***** Data records

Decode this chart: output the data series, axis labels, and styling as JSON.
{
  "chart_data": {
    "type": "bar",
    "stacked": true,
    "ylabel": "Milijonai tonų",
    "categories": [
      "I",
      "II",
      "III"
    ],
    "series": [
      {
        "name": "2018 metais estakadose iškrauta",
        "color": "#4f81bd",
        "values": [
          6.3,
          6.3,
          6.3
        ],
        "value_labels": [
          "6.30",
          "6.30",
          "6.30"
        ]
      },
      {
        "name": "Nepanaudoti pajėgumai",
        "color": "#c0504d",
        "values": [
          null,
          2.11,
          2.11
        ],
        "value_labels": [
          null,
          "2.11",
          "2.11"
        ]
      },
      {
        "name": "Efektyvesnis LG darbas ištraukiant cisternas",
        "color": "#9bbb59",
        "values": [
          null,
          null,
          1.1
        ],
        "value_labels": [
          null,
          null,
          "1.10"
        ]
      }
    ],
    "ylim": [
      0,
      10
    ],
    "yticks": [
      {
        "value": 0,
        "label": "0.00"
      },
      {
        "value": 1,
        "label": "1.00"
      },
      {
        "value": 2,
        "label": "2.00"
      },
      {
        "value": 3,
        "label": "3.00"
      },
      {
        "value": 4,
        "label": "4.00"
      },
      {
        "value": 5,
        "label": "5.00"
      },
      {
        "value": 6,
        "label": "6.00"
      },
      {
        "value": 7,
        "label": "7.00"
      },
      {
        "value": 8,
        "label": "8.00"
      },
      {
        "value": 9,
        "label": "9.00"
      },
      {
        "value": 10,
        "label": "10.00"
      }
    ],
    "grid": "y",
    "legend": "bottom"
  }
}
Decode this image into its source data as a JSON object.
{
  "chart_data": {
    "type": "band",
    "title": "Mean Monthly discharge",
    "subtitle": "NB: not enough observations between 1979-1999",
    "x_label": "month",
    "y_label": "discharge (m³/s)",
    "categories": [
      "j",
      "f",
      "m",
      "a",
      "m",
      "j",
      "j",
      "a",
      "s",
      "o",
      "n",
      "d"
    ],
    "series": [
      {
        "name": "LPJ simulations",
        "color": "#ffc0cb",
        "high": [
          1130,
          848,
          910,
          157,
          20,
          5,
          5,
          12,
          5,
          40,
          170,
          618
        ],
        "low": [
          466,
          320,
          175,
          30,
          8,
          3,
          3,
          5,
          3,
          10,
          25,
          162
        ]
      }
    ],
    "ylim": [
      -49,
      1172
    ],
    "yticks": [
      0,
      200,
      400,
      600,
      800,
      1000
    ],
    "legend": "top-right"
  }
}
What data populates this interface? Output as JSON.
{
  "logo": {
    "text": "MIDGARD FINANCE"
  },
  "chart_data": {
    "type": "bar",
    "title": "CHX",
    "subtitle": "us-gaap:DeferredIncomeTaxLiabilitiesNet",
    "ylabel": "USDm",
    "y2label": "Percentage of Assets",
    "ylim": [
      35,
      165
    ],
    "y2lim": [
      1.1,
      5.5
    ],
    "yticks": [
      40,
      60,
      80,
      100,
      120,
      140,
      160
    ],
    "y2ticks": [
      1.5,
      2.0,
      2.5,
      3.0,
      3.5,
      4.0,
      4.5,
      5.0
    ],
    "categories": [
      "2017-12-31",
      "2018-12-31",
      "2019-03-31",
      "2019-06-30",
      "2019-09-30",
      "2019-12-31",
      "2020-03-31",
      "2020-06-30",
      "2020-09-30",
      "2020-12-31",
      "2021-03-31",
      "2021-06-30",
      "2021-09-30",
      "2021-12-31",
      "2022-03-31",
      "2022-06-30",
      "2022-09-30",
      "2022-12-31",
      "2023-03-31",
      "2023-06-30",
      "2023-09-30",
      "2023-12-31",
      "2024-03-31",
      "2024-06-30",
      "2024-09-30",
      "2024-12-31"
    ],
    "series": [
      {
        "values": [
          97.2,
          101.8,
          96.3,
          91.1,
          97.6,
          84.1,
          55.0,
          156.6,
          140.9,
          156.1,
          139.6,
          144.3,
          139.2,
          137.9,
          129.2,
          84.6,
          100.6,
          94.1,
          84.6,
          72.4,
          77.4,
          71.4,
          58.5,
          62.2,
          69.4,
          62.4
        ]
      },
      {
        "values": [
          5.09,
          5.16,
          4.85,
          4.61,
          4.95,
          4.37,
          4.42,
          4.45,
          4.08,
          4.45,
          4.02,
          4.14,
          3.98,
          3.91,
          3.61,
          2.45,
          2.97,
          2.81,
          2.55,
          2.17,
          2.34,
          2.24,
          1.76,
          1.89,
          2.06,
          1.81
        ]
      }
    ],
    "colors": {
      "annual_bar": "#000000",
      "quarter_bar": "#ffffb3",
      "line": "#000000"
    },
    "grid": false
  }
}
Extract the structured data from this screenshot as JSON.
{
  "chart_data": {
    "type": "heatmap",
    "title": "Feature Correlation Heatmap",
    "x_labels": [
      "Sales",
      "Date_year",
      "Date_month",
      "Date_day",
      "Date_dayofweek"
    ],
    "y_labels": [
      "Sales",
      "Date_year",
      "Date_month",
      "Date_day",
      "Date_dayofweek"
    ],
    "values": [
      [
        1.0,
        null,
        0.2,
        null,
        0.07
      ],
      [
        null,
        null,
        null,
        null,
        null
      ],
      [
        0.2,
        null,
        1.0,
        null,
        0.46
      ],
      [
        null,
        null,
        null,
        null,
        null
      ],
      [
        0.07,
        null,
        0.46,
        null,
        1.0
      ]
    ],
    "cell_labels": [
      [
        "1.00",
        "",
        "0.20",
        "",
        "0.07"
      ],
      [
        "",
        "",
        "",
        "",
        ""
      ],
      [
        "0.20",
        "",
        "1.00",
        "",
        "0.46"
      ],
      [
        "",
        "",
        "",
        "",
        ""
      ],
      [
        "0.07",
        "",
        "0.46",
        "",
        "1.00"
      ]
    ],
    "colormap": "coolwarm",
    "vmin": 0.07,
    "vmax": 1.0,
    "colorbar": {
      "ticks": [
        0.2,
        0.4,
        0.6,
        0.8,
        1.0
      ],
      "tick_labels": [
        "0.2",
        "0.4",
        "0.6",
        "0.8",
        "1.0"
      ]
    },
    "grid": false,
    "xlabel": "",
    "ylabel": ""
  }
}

**********

Work required: Please reproduce each line exactly as written.

Exercise result:
Decode this chart: output the data series, axis labels, and styling as JSON.
{
  "chart_data": {
    "type": "bar",
    "stacked": true,
    "ylabel": "Milijonai tonų",
    "categories": [
      "I",
      "II",
      "III"
    ],
    "series": [
      {
        "name": "2018 metais estakadose iškrauta",
        "color": "#4f81bd",
        "values": [
          6.3,
          6.3,
          6.3
        ],
        "value_labels": [
          "6.30",
          "6.30",
          "6.30"
        ]
      },
      {
        "name": "Nepanaudoti pajėgumai",
        "color": "#c0504d",
        "values": [
          null,
          2.11,
          2.11
        ],
        "value_labels": [
          null,
          "2.11",
          "2.11"
        ]
      },
      {
        "name": "Efektyvesnis LG darbas ištraukiant cisternas",
        "color": "#9bbb59",
        "values": [
          null,
          null,
          1.1
        ],
        "value_labels": [
          null,
          null,
          "1.10"
        ]
      }
    ],
    "ylim": [
      0,
      10
    ],
    "yticks": [
      {
        "value": 0,
        "label": "0.00"
      },
      {
        "value": 1,
        "label": "1.00"
      },
      {
        "value": 2,
        "label": "2.00"
      },
      {
        "value": 3,
        "label": "3.00"
      },
      {
        "value": 4,
        "label": "4.00"
      },
      {
        "value": 5,
        "label": "5.00"
      },
      {
        "value": 6,
        "label": "6.00"
      },
      {
        "value": 7,
        "label": "7.00"
      },
      {
        "value": 8,
        "label": "8.00"
      },
      {
        "value": 9,
        "label": "9.00"
      },
      {
        "value": 10,
        "label": "10.00"
      }
    ],
    "grid": "y",
    "legend": "bottom"
  }
}
Decode this image into its source data as a JSON object.
{
  "chart_data": {
    "type": "band",
    "title": "Mean Monthly discharge",
    "subtitle": "NB: not enough observations between 1979-1999",
    "x_label": "month",
    "y_label": "discharge (m³/s)",
    "categories": [
      "j",
      "f",
      "m",
      "a",
      "m",
      "j",
      "j",
      "a",
      "s",
      "o",
      "n",
      "d"
    ],
    "series": [
      {
        "name": "LPJ simulations",
        "color": "#ffc0cb",
        "high": [
          1130,
          848,
          910,
          157,
          20,
          5,
          5,
          12,
          5,
          40,
          170,
          618
        ],
        "low": [
          466,
          320,
          175,
          30,
          8,
          3,
          3,
          5,
          3,
          10,
          25,
          162
        ]
      }
    ],
    "ylim": [
      -49,
      1172
    ],
    "yticks": [
      0,
      200,
      400,
      600,
      800,
      1000
    ],
    "legend": "top-right"
  }
}
What data populates this interface? Output as JSON.
{
  "logo": {
    "text": "MIDGARD FINANCE"
  },
  "chart_data": {
    "type": "bar",
    "title": "CHX",
    "subtitle": "us-gaap:DeferredIncomeTaxLiabilitiesNet",
    "ylabel": "USDm",
    "y2label": "Percentage of Assets",
    "ylim": [
      35,
      165
    ],
    "y2lim": [
      1.1,
      5.5
    ],
    "yticks": [
      40,
      60,
      80,
      100,
      120,
      140,
      160
    ],
    "y2ticks": [
      1.5,
      2.0,
      2.5,
      3.0,
      3.5,
      4.0,
      4.5,
      5.0
    ],
    "categories": [
      "2017-12-31",
      "2018-12-31",
      "2019-03-31",
      "2019-06-30",
      "2019-09-30",
      "2019-12-31",
      "2020-03-31",
      "2020-06-30",
      "2020-09-30",
      "2020-12-31",
      "2021-03-31",
      "2021-06-30",
      "2021-09-30",
      "2021-12-31",
      "2022-03-31",
      "2022-06-30",
      "2022-09-30",
      "2022-12-31",
      "2023-03-31",
      "2023-06-30",
      "2023-09-30",
      "2023-12-31",
      "2024-03-31",
      "2024-06-30",
      "2024-09-30",
      "2024-12-31"
    ],
    "series": [
      {
        "values": [
          97.2,
          101.8,
          96.3,
          91.1,
          97.6,
          84.1,
          55.0,
          156.6,
          140.9,
          156.1,
          139.6,
          144.3,
          139.2,
          137.9,
          129.2,
          84.6,
          100.6,
          94.1,
          84.6,
          72.4,
          77.4,
          71.4,
          58.5,
          62.2,
          69.4,
          62.4
        ]
      },
      {
        "values": [
          5.09,
          5.16,
          4.85,
          4.61,
          4.95,
          4.37,
          4.42,
          4.45,
          4.08,
          4.45,
          4.02,
          4.14,
          3.98,
          3.91,
          3.61,
          2.45,
          2.97,
          2.81,
          2.55,
          2.17,
          2.34,
          2.24,
          1.76,
          1.89,
          2.06,
          1.81
        ]
      }
    ],
    "colors": {
      "annual_bar": "#000000",
      "quarter_bar": "#ffffb3",
      "line": "#000000"
    },
    "grid": false
  }
}
Extract the structured data from this screenshot as JSON.
{
  "chart_data": {
    "type": "heatmap",
    "title": "Feature Correlation Heatmap",
    "x_labels": [
      "Sales",
      "Date_year",
      "Date_month",
      "Date_day",
      "Date_dayofweek"
    ],
    "y_labels": [
      "Sales",
      "Date_year",
      "Date_month",
      "Date_day",
      "Date_dayofweek"
    ],
    "values": [
      [
        1.0,
        null,
        0.2,
        null,
        0.07
      ],
      [
        null,
        null,
        null,
        null,
        null
      ],
      [
        0.2,
        null,
        1.0,
        null,
        0.46
      ],
      [
        null,
        null,
        null,
        null,
        null
      ],
      [
        0.07,
        null,
        0.46,
        null,
        1.0
      ]
    ],
    "cell_labels": [
      [
        "1.00",
        "",
        "0.20",
        "",
        "0.07"
      ],
      [
        "",
        "",
        "",
        "",
        ""
      ],
      [
        "0.20",
        "",
        "1.00",
        "",
        "0.46"
      ],
      [
        "",
        "",
        "",
        "",
        ""
      ],
      [
        "0.07",
        "",
        "0.46",
        "",
        "1.00"
      ]
    ],
    "colormap": "coolwarm",
    "vmin": 0.07,
    "vmax": 1.0,
    "colorbar": {
      "ticks": [
        0.2,
        0.4,
        0.6,
        0.8,
        1.0
      ],
      "tick_labels": [
        "0.2",
        "0.4",
        "0.6",
        "0.8",
        "1.0"
      ]
    },
    "grid": false,
    "xlabel": "",
    "ylabel": ""
  }
}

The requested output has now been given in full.